TASK REQUIREMENTS: Copy each line exactly. Leave nothing out.
---------- WORKING DATA
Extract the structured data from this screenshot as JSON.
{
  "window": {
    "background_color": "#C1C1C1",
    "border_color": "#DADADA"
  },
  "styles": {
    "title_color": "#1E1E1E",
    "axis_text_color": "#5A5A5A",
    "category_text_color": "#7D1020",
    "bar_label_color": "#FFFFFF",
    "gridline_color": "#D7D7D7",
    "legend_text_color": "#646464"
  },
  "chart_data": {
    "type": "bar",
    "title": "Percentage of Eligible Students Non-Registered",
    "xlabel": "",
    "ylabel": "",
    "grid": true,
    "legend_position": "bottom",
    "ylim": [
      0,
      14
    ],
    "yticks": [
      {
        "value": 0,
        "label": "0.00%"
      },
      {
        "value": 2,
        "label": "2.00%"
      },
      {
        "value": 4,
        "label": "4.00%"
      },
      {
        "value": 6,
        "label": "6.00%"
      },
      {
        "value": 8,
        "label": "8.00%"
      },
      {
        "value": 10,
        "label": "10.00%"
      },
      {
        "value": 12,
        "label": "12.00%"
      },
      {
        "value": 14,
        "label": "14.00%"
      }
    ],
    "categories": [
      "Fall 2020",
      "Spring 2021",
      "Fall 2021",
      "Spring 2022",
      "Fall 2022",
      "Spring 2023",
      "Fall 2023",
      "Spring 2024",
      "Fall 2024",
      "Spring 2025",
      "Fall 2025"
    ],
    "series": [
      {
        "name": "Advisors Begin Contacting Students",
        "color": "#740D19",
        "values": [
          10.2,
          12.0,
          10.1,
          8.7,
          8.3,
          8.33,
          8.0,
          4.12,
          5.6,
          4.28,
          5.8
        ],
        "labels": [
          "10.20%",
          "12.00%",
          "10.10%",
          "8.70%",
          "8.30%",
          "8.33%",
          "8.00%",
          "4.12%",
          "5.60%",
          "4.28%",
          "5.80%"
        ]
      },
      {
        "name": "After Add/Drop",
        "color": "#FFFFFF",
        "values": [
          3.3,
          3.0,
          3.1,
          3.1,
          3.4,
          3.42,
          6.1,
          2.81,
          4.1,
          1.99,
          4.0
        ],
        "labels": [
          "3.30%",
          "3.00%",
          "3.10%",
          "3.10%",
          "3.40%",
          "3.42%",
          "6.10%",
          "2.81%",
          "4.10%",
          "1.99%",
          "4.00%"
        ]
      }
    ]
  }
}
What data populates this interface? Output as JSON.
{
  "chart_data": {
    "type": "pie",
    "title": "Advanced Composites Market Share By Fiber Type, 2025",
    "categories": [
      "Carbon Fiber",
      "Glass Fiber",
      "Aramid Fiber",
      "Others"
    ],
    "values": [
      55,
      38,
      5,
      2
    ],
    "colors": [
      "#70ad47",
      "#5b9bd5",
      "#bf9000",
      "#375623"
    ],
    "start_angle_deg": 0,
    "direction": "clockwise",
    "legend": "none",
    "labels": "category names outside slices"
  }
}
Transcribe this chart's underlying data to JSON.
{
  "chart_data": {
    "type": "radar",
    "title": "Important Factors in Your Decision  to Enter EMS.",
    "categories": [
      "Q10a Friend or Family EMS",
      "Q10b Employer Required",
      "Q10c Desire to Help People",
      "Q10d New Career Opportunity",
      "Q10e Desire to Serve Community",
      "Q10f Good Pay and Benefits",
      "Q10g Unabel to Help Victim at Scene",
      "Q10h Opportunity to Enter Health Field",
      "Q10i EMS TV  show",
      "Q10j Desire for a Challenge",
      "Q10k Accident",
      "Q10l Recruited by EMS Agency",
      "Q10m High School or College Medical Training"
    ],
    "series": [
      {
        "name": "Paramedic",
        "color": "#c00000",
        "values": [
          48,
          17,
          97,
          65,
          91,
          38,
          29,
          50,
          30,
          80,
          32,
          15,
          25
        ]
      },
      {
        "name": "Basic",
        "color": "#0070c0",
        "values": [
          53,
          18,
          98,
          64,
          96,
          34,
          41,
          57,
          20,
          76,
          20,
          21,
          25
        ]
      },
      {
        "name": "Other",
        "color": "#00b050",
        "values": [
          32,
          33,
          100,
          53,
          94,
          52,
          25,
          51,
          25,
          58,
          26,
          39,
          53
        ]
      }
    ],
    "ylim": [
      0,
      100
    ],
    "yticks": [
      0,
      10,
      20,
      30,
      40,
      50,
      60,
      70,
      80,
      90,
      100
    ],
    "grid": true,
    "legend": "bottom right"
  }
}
--------------------
ANSWER FOR THIS EXERCISE:
Extract the structured data from this screenshot as JSON.
{
  "window": {
    "background_color": "#C1C1C1",
    "border_color": "#DADADA"
  },
  "styles": {
    "title_color": "#1E1E1E",
    "axis_text_color": "#5A5A5A",
    "category_text_color": "#7D1020",
    "bar_label_color": "#FFFFFF",
    "gridline_color": "#D7D7D7",
    "legend_text_color": "#646464"
  },
  "chart_data": {
    "type": "bar",
    "title": "Percentage of Eligible Students Non-Registered",
    "xlabel": "",
    "ylabel": "",
    "grid": true,
    "legend_position": "bottom",
    "ylim": [
      0,
      14
    ],
    "yticks": [
      {
        "value": 0,
        "label": "0.00%"
      },
      {
        "value": 2,
        "label": "2.00%"
      },
      {
        "value": 4,
        "label": "4.00%"
      },
      {
        "value": 6,
        "label": "6.00%"
      },
      {
        "value": 8,
        "label": "8.00%"
      },
      {
        "value": 10,
        "label": "10.00%"
      },
      {
        "value": 12,
        "label": "12.00%"
      },
      {
        "value": 14,
        "label": "14.00%"
      }
    ],
    "categories": [
      "Fall 2020",
      "Spring 2021",
      "Fall 2021",
      "Spring 2022",
      "Fall 2022",
      "Spring 2023",
      "Fall 2023",
      "Spring 2024",
      "Fall 2024",
      "Spring 2025",
      "Fall 2025"
    ],
    "series": [
      {
        "name": "Advisors Begin Contacting Students",
        "color": "#740D19",
        "values": [
          10.2,
          12.0,
          10.1,
          8.7,
          8.3,
          8.33,
          8.0,
          4.12,
          5.6,
          4.28,
          5.8
        ],
        "labels": [
          "10.20%",
          "12.00%",
          "10.10%",
          "8.70%",
          "8.30%",
          "8.33%",
          "8.00%",
          "4.12%",
          "5.60%",
          "4.28%",
          "5.80%"
        ]
      },
      {
        "name": "After Add/Drop",
        "color": "#FFFFFF",
        "values": [
          3.3,
          3.0,
          3.1,
          3.1,
          3.4,
          3.42,
          6.1,
          2.81,
          4.1,
          1.99,
          4.0
        ],
        "labels": [
          "3.30%",
          "3.00%",
          "3.10%",
          "3.10%",
          "3.40%",
          "3.42%",
          "6.10%",
          "2.81%",
          "4.10%",
          "1.99%",
          "4.00%"
        ]
      }
    ]
  }
}
What data populates this interface? Output as JSON.
{
  "chart_data": {
    "type": "pie",
    "title": "Advanced Composites Market Share By Fiber Type, 2025",
    "categories": [
      "Carbon Fiber",
      "Glass Fiber",
      "Aramid Fiber",
      "Others"
    ],
    "values": [
      55,
      38,
      5,
      2
    ],
    "colors": [
      "#70ad47",
      "#5b9bd5",
      "#bf9000",
      "#375623"
    ],
    "start_angle_deg": 0,
    "direction": "clockwise",
    "legend": "none",
    "labels": "category names outside slices"
  }
}
Transcribe this chart's underlying data to JSON.
{
  "chart_data": {
    "type": "radar",
    "title": "Important Factors in Your Decision  to Enter EMS.",
    "categories": [
      "Q10a Friend or Family EMS",
      "Q10b Employer Required",
      "Q10c Desire to Help People",
      "Q10d New Career Opportunity",
      "Q10e Desire to Serve Community",
      "Q10f Good Pay and Benefits",
      "Q10g Unabel to Help Victim at Scene",
      "Q10h Opportunity to Enter Health Field",
      "Q10i EMS TV  show",
      "Q10j Desire for a Challenge",
      "Q10k Accident",
      "Q10l Recruited by EMS Agency",
      "Q10m High School or College Medical Training"
    ],
    "series": [
      {
        "name": "Paramedic",
        "color": "#c00000",
        "values": [
          48,
          17,
          97,
          65,
          91,
          38,
          29,
          50,
          30,
          80,
          32,
          15,
          25
        ]
      },
      {
        "name": "Basic",
        "color": "#0070c0",
        "values": [
          53,
          18,
          98,
          64,
          96,
          34,
          41,
          57,
          20,
          76,
          20,
          21,
          25
        ]
      },
      {
        "name": "Other",
        "color": "#00b050",
        "values": [
          32,
          33,
          100,
          53,
          94,
          52,
          25,
          51,
          25,
          58,
          26,
          39,
          53
        ]
      }
    ],
    "ylim": [
      0,
      100
    ],
    "yticks": [
      0,
      10,
      20,
      30,
      40,
      50,
      60,
      70,
      80,
      90,
      100
    ],
    "grid": true,
    "legend": "bottom right"
  }
}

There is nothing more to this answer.